[Stored entries]
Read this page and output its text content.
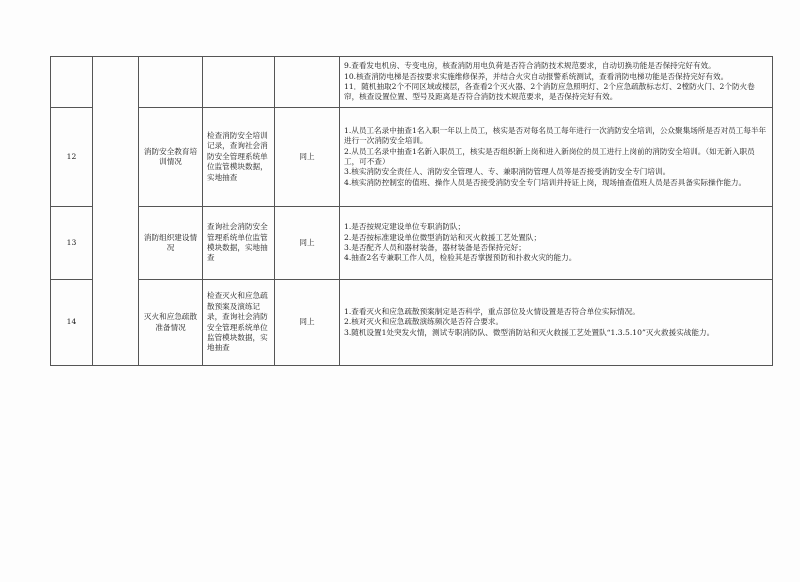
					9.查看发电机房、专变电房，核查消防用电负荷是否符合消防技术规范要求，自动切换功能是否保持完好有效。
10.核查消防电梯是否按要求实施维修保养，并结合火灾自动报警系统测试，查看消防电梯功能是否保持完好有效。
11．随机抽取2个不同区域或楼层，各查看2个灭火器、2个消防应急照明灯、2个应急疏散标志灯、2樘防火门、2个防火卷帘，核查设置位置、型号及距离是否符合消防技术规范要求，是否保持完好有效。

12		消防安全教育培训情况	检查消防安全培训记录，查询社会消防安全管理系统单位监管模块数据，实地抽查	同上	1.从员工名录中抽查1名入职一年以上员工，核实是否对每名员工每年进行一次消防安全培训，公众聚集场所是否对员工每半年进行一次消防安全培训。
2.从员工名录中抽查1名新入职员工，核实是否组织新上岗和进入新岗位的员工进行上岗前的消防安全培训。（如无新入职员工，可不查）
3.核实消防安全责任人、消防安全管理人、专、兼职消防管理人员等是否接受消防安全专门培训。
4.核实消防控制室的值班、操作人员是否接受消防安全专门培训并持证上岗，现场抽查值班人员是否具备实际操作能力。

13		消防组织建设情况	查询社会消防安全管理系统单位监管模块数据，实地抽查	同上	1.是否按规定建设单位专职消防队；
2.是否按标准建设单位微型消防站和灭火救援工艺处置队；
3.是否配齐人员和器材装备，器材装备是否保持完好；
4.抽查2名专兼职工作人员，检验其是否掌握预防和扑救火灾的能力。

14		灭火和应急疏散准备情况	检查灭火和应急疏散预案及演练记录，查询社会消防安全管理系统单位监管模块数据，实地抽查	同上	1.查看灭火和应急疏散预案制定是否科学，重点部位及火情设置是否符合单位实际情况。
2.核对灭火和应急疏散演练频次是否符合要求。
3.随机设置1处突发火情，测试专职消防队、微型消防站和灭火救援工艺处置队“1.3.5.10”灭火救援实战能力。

---

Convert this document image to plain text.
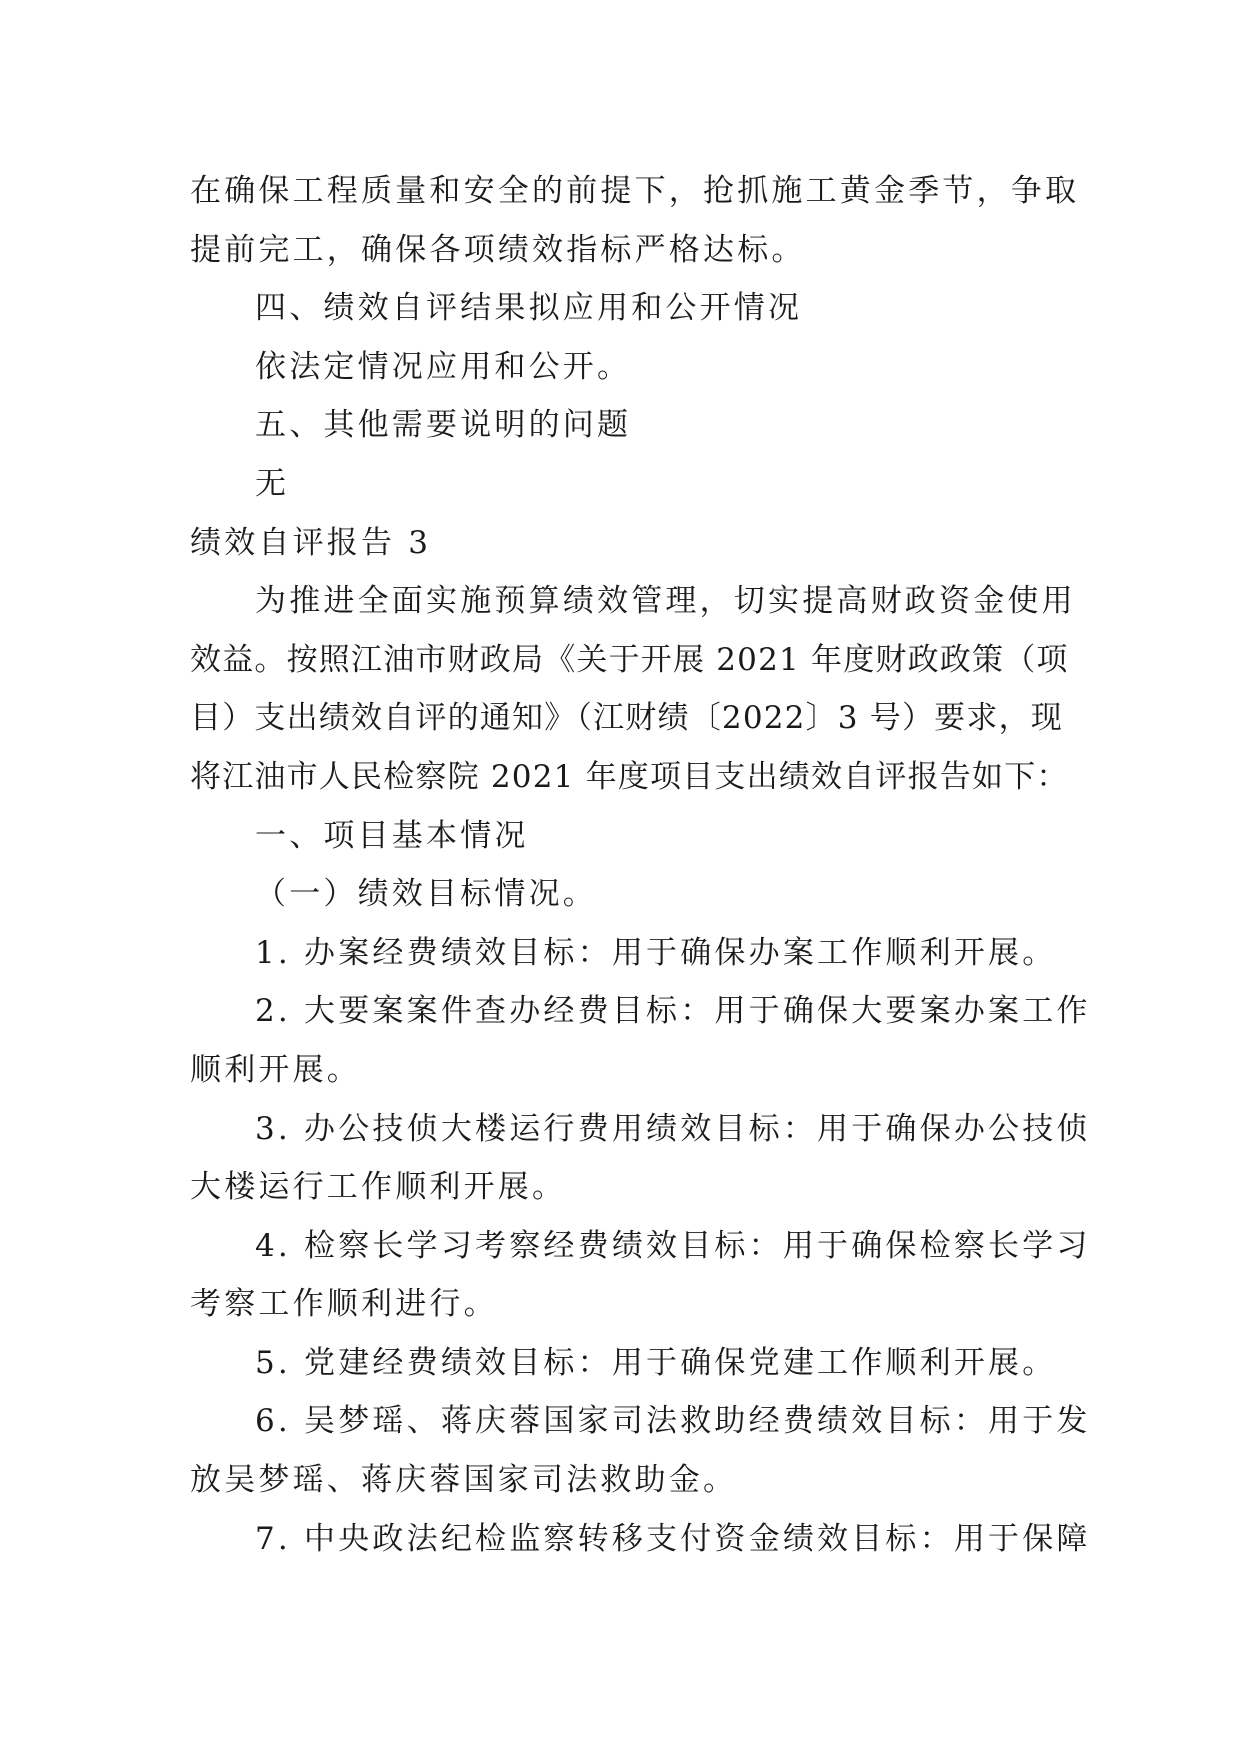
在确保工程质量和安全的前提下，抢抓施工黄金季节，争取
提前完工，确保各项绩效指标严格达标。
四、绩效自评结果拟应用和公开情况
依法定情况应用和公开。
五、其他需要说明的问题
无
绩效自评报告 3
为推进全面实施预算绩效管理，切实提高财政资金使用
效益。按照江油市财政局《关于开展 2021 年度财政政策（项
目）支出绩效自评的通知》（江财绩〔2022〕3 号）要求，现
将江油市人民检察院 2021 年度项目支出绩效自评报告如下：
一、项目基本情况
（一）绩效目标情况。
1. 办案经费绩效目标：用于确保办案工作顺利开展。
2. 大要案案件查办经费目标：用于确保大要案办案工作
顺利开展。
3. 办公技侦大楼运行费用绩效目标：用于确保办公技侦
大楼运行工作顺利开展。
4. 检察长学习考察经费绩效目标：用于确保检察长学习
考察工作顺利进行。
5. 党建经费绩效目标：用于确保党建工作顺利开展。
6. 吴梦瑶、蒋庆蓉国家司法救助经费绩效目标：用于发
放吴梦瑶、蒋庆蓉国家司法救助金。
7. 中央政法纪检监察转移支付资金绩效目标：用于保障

_STATED TASK_
List all lines where "text" occurs.

_EXPECTED ANSWER_
Read this page and output its text content.
Convert this document image to plain text.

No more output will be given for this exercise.